Exclude images, then output the remaining data verbatim.

#####

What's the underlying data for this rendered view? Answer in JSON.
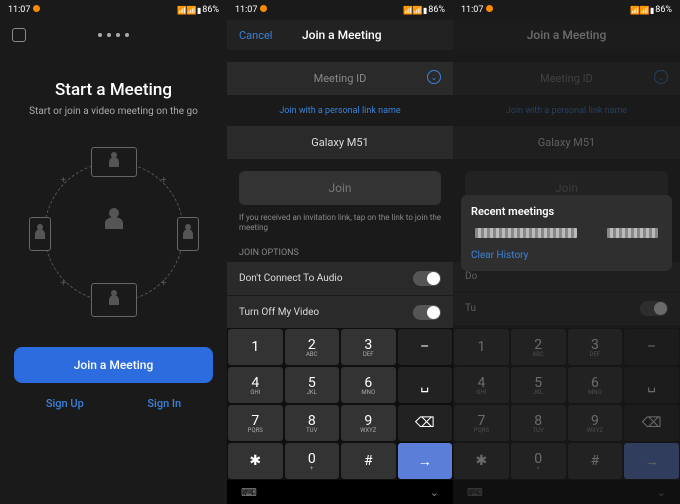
{
  "status": {
    "time": "11:07",
    "battery": "86%"
  },
  "screen1": {
    "title": "Start a Meeting",
    "subtitle": "Start or join a video meeting on the go",
    "join_btn": "Join a Meeting",
    "signup": "Sign Up",
    "signin": "Sign In"
  },
  "screen2": {
    "cancel": "Cancel",
    "title": "Join a Meeting",
    "meeting_id": "Meeting ID",
    "personal_link": "Join with a personal link name",
    "device_name": "Galaxy M51",
    "join": "Join",
    "hint": "If you received an invitation link, tap on the link to join the meeting",
    "options_label": "JOIN OPTIONS",
    "opt_audio": "Don't Connect To Audio",
    "opt_video": "Turn Off My Video"
  },
  "screen3": {
    "title": "Join a Meeting",
    "popup_title": "Recent meetings",
    "clear": "Clear History"
  },
  "keypad": {
    "r1": [
      {
        "n": "1",
        "s": ""
      },
      {
        "n": "2",
        "s": "ABC"
      },
      {
        "n": "3",
        "s": "DEF"
      },
      {
        "n": "–",
        "s": ""
      }
    ],
    "r2": [
      {
        "n": "4",
        "s": "GHI"
      },
      {
        "n": "5",
        "s": "JKL"
      },
      {
        "n": "6",
        "s": "MNO"
      },
      {
        "n": "␣",
        "s": ""
      }
    ],
    "r3": [
      {
        "n": "7",
        "s": "PQRS"
      },
      {
        "n": "8",
        "s": "TUV"
      },
      {
        "n": "9",
        "s": "WXYZ"
      },
      {
        "n": "⌫",
        "s": ""
      }
    ],
    "r4": [
      {
        "n": "✱",
        "s": ""
      },
      {
        "n": "0",
        "s": "+"
      },
      {
        "n": "#",
        "s": ""
      },
      {
        "n": "→",
        "s": ""
      }
    ]
  }
}
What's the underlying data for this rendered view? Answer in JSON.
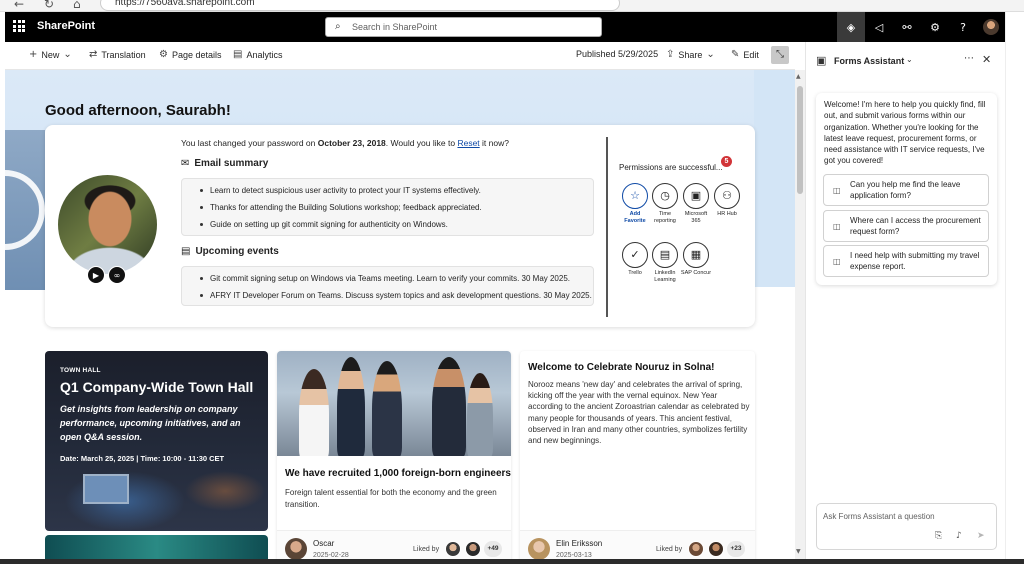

#####

- **Solution**
What's the underlying data for this rendered view? Answer in JSON.
{
  "status": {
    "time": "11:07",
    "battery": "86%"
  },
  "screen1": {
    "title": "Start a Meeting",
    "subtitle": "Start or join a video meeting on the go",
    "join_btn": "Join a Meeting",
    "signup": "Sign Up",
    "signin": "Sign In"
  },
  "screen2": {
    "cancel": "Cancel",
    "title": "Join a Meeting",
    "meeting_id": "Meeting ID",
    "personal_link": "Join with a personal link name",
    "device_name": "Galaxy M51",
    "join": "Join",
    "hint": "If you received an invitation link, tap on the link to join the meeting",
    "options_label": "JOIN OPTIONS",
    "opt_audio": "Don't Connect To Audio",
    "opt_video": "Turn Off My Video"
  },
  "screen3": {
    "title": "Join a Meeting",
    "popup_title": "Recent meetings",
    "clear": "Clear History"
  },
  "keypad": {
    "r1": [
      {
        "n": "1",
        "s": ""
      },
      {
        "n": "2",
        "s": "ABC"
      },
      {
        "n": "3",
        "s": "DEF"
      },
      {
        "n": "–",
        "s": ""
      }
    ],
    "r2": [
      {
        "n": "4",
        "s": "GHI"
      },
      {
        "n": "5",
        "s": "JKL"
      },
      {
        "n": "6",
        "s": "MNO"
      },
      {
        "n": "␣",
        "s": ""
      }
    ],
    "r3": [
      {
        "n": "7",
        "s": "PQRS"
      },
      {
        "n": "8",
        "s": "TUV"
      },
      {
        "n": "9",
        "s": "WXYZ"
      },
      {
        "n": "⌫",
        "s": ""
      }
    ],
    "r4": [
      {
        "n": "✱",
        "s": ""
      },
      {
        "n": "0",
        "s": "+"
      },
      {
        "n": "#",
        "s": ""
      },
      {
        "n": "→",
        "s": ""
      }
    ]
  }
}
What's the underlying data for this rendered view? Answer in JSON.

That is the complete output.